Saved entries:
┄┄┄┄┄┄┄┄┄┄┄┄┄┄┄┄┄┄┄┄
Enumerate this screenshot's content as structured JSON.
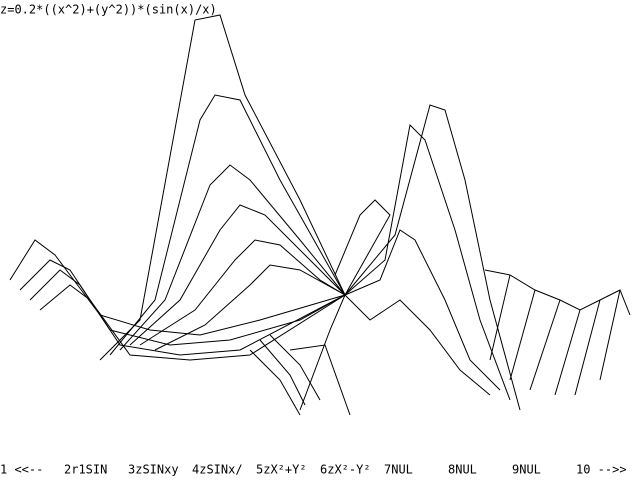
{
  "formula": "z=0.2*((x^2)+(y^2))*(sin(x)/x)",
  "menu": [
    "1 <<--",
    "2r1SIN",
    "3zSINxy",
    "4zSINx/",
    "5zX²+Y²",
    "6zX²-Y²",
    "7NUL",
    "8NUL",
    "9NUL",
    "10 -->>"
  ]
}
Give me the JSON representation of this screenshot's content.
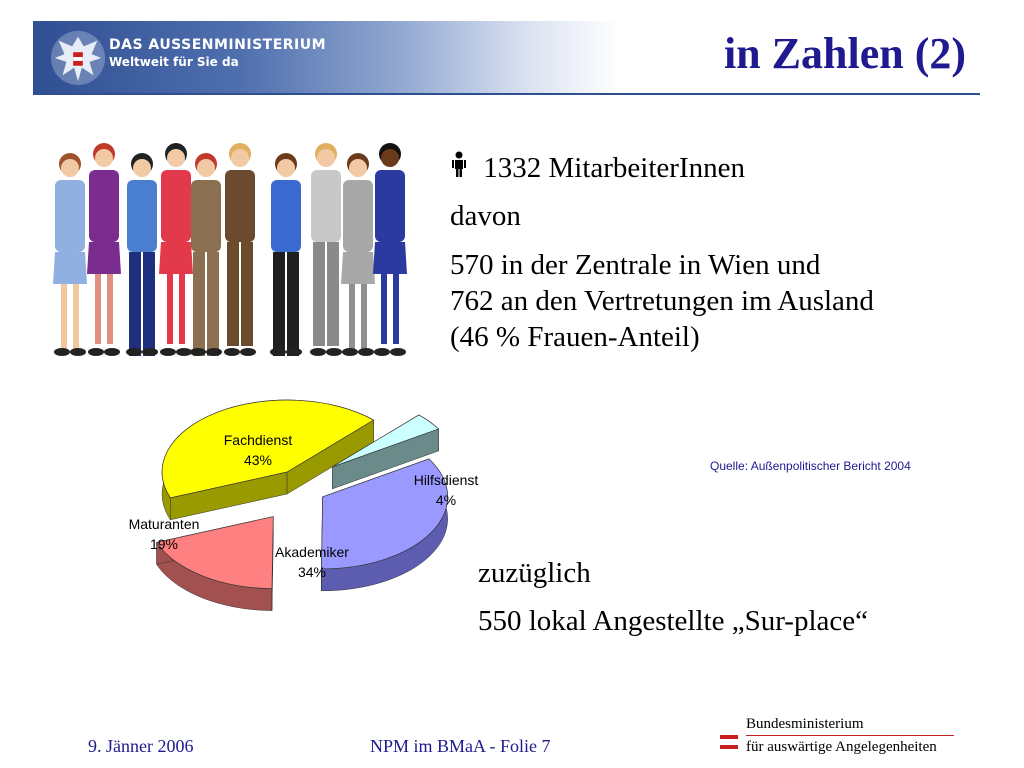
{
  "header": {
    "brand_line1": "DAS AUSSENMINISTERIUM",
    "brand_line2": "Weltweit für Sie da",
    "title": "in Zahlen (2)"
  },
  "main": {
    "person_icon": "person-icon",
    "staff_total": "1332 MitarbeiterInnen",
    "davon": "davon",
    "line_zentrale": "570 in der Zentrale in Wien und",
    "line_ausland": "762 an den Vertretungen im Ausland",
    "line_frauen": "(46 % Frauen-Anteil)",
    "source": "Quelle: Außenpolitischer Bericht 2004",
    "zuzueglich": "zuzüglich",
    "sur_place": "550 lokal Angestellte „Sur-place“"
  },
  "chart_data": {
    "type": "pie",
    "categories": [
      "Fachdienst",
      "Hilfsdienst",
      "Akademiker",
      "Maturanten"
    ],
    "values": [
      43,
      4,
      34,
      19
    ],
    "labels": [
      "43%",
      "4%",
      "34%",
      "19%"
    ],
    "colors": [
      "#ffff00",
      "#ccffff",
      "#9999ff",
      "#ff8080"
    ],
    "side_colors": [
      "#999900",
      "#6b8a8a",
      "#5c5cb0",
      "#a35050"
    ]
  },
  "footer": {
    "date": "9. Jänner 2006",
    "slide": "NPM im BMaA - Folie 7",
    "ministry_line1": "Bundesministerium",
    "ministry_line2": "für auswärtige Angelegenheiten"
  }
}
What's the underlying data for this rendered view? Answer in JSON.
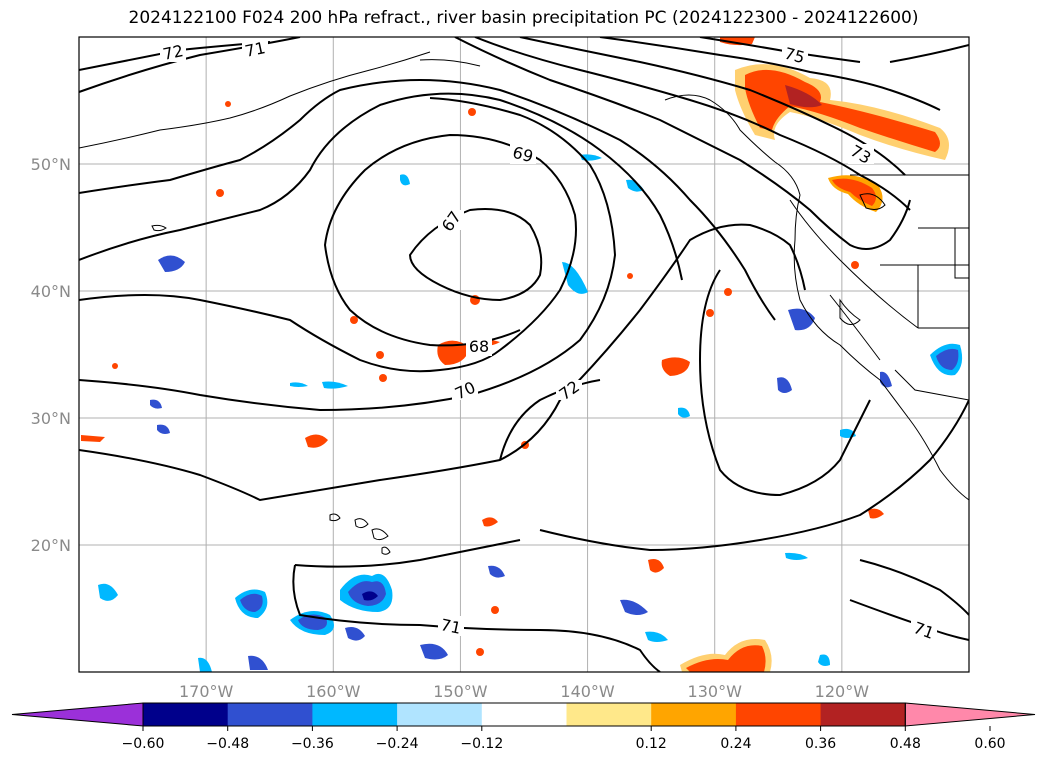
{
  "title": "2024122100 F024 200 hPa refract., river basin precipitation PC (2024122300 - 2024122600)",
  "map": {
    "lon_range": [
      -180,
      -110
    ],
    "lat_range": [
      10,
      60
    ],
    "lat_ticks": [
      {
        "value": 50,
        "label": "50°N"
      },
      {
        "value": 40,
        "label": "40°N"
      },
      {
        "value": 30,
        "label": "30°N"
      },
      {
        "value": 20,
        "label": "20°N"
      }
    ],
    "lon_ticks": [
      {
        "value": -170,
        "label": "170°W"
      },
      {
        "value": -160,
        "label": "160°W"
      },
      {
        "value": -150,
        "label": "150°W"
      },
      {
        "value": -140,
        "label": "140°W"
      },
      {
        "value": -130,
        "label": "130°W"
      },
      {
        "value": -120,
        "label": "120°W"
      }
    ],
    "gridlines": true,
    "contour_labels": [
      "72",
      "71",
      "75",
      "69",
      "73",
      "67",
      "68",
      "70",
      "72",
      "71",
      "71"
    ]
  },
  "colorbar": {
    "colors": [
      "#9b30d9",
      "#00008b",
      "#3050d0",
      "#00b8ff",
      "#b0e4ff",
      "#ffffff",
      "#ffe88a",
      "#ffa500",
      "#ff4500",
      "#b22222",
      "#ff88aa"
    ],
    "ticks": [
      "−0.60",
      "−0.48",
      "−0.36",
      "−0.24",
      "−0.12",
      "0.12",
      "0.24",
      "0.36",
      "0.48",
      "0.60"
    ]
  }
}
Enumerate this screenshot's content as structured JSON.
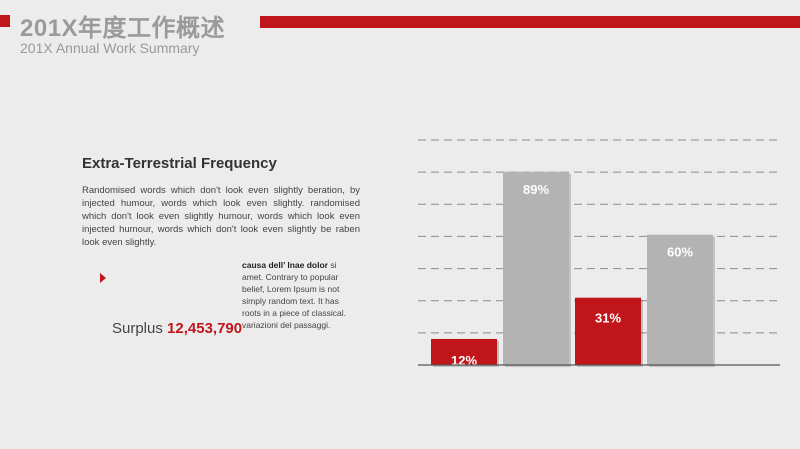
{
  "header": {
    "title": "201X年度工作概述",
    "subtitle": "201X Annual Work Summary"
  },
  "section": {
    "heading": "Extra-Terrestrial Frequency",
    "body": "Randomised words which don't look even slightly beration, by injected humour, words which look even slightly. randomised which don't look even slightly humour, words which look even injected humour, words which don't look even slightly be raben look even slightly.",
    "column_bold": "causa dell’ lnae dolor",
    "column_text": " si amet. Contrary to popular belief, Lorem Ipsum is not simply random text. It has roots in a piece of classical. variazioni del passaggi.",
    "surplus_label": "Surplus",
    "surplus_value": "12,453,790"
  },
  "colors": {
    "accent": "#c0161b",
    "bar_gray": "#b3b3b3",
    "text_gray": "#9a9a9a"
  },
  "chart_data": {
    "type": "bar",
    "categories": [
      "",
      "",
      "",
      ""
    ],
    "values": [
      12,
      89,
      31,
      60
    ],
    "labels": [
      "12%",
      "89%",
      "31%",
      "60%"
    ],
    "bar_colors": [
      "#c0161b",
      "#b3b3b3",
      "#c0161b",
      "#b3b3b3"
    ],
    "ylim": [
      0,
      100
    ],
    "grid": true,
    "grid_style": "dashed",
    "legend": "none",
    "title": "",
    "xlabel": "",
    "ylabel": ""
  }
}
┄┄┄┄┄┄┄┄┄┄┄┄┄┄┄┄┄┄┄┄
Leave the pictures out, and transcribe each of the records exactly.

Enumerate this screenshot's content as structured JSON.
{
  "formula": "z=0.2*((x^2)+(y^2))*(sin(x)/x)",
  "menu": [
    "1 <<--",
    "2r1SIN",
    "3zSINxy",
    "4zSINx/",
    "5zX²+Y²",
    "6zX²-Y²",
    "7NUL",
    "8NUL",
    "9NUL",
    "10 -->>"
  ]
}
Give me the JSON representation of this screenshot's content.
{
  "header": {
    "brand_line1": "DAS AUSSENMINISTERIUM",
    "brand_line2": "Weltweit für Sie da",
    "title": "in Zahlen (2)"
  },
  "main": {
    "person_icon": "person-icon",
    "staff_total": "1332 MitarbeiterInnen",
    "davon": "davon",
    "line_zentrale": "570 in der Zentrale in Wien und",
    "line_ausland": "762 an den Vertretungen im Ausland",
    "line_frauen": "(46 % Frauen-Anteil)",
    "source": "Quelle: Außenpolitischer Bericht 2004",
    "zuzueglich": "zuzüglich",
    "sur_place": "550 lokal Angestellte „Sur-place“"
  },
  "chart_data": {
    "type": "pie",
    "categories": [
      "Fachdienst",
      "Hilfsdienst",
      "Akademiker",
      "Maturanten"
    ],
    "values": [
      43,
      4,
      34,
      19
    ],
    "labels": [
      "43%",
      "4%",
      "34%",
      "19%"
    ],
    "colors": [
      "#ffff00",
      "#ccffff",
      "#9999ff",
      "#ff8080"
    ],
    "side_colors": [
      "#999900",
      "#6b8a8a",
      "#5c5cb0",
      "#a35050"
    ]
  },
  "footer": {
    "date": "9. Jänner 2006",
    "slide": "NPM im BMaA - Folie 7",
    "ministry_line1": "Bundesministerium",
    "ministry_line2": "für auswärtige Angelegenheiten"
  }
}
What's the underlying data for this rendered view? Answer in JSON.
{
  "title": "2024122100 F024 200 hPa refract., river basin precipitation PC (2024122300 - 2024122600)",
  "map": {
    "lon_range": [
      -180,
      -110
    ],
    "lat_range": [
      10,
      60
    ],
    "lat_ticks": [
      {
        "value": 50,
        "label": "50°N"
      },
      {
        "value": 40,
        "label": "40°N"
      },
      {
        "value": 30,
        "label": "30°N"
      },
      {
        "value": 20,
        "label": "20°N"
      }
    ],
    "lon_ticks": [
      {
        "value": -170,
        "label": "170°W"
      },
      {
        "value": -160,
        "label": "160°W"
      },
      {
        "value": -150,
        "label": "150°W"
      },
      {
        "value": -140,
        "label": "140°W"
      },
      {
        "value": -130,
        "label": "130°W"
      },
      {
        "value": -120,
        "label": "120°W"
      }
    ],
    "gridlines": true,
    "contour_labels": [
      "72",
      "71",
      "75",
      "69",
      "73",
      "67",
      "68",
      "70",
      "72",
      "71",
      "71"
    ]
  },
  "colorbar": {
    "colors": [
      "#9b30d9",
      "#00008b",
      "#3050d0",
      "#00b8ff",
      "#b0e4ff",
      "#ffffff",
      "#ffe88a",
      "#ffa500",
      "#ff4500",
      "#b22222",
      "#ff88aa"
    ],
    "ticks": [
      "−0.60",
      "−0.48",
      "−0.36",
      "−0.24",
      "−0.12",
      "0.12",
      "0.24",
      "0.36",
      "0.48",
      "0.60"
    ]
  }
}
Enumerate this screenshot's content as structured JSON.
{
  "header": {
    "title": "201X年度工作概述",
    "subtitle": "201X Annual Work Summary"
  },
  "section": {
    "heading": "Extra-Terrestrial Frequency",
    "body": "Randomised words which don't look even slightly beration, by injected humour, words which look even slightly. randomised which don't look even slightly humour, words which look even injected humour, words which don't look even slightly be raben look even slightly.",
    "column_bold": "causa dell’ lnae dolor",
    "column_text": " si amet. Contrary to popular belief, Lorem Ipsum is not simply random text. It has roots in a piece of classical. variazioni del passaggi.",
    "surplus_label": "Surplus",
    "surplus_value": "12,453,790"
  },
  "colors": {
    "accent": "#c0161b",
    "bar_gray": "#b3b3b3",
    "text_gray": "#9a9a9a"
  },
  "chart_data": {
    "type": "bar",
    "categories": [
      "",
      "",
      "",
      ""
    ],
    "values": [
      12,
      89,
      31,
      60
    ],
    "labels": [
      "12%",
      "89%",
      "31%",
      "60%"
    ],
    "bar_colors": [
      "#c0161b",
      "#b3b3b3",
      "#c0161b",
      "#b3b3b3"
    ],
    "ylim": [
      0,
      100
    ],
    "grid": true,
    "grid_style": "dashed",
    "legend": "none",
    "title": "",
    "xlabel": "",
    "ylabel": ""
  }
}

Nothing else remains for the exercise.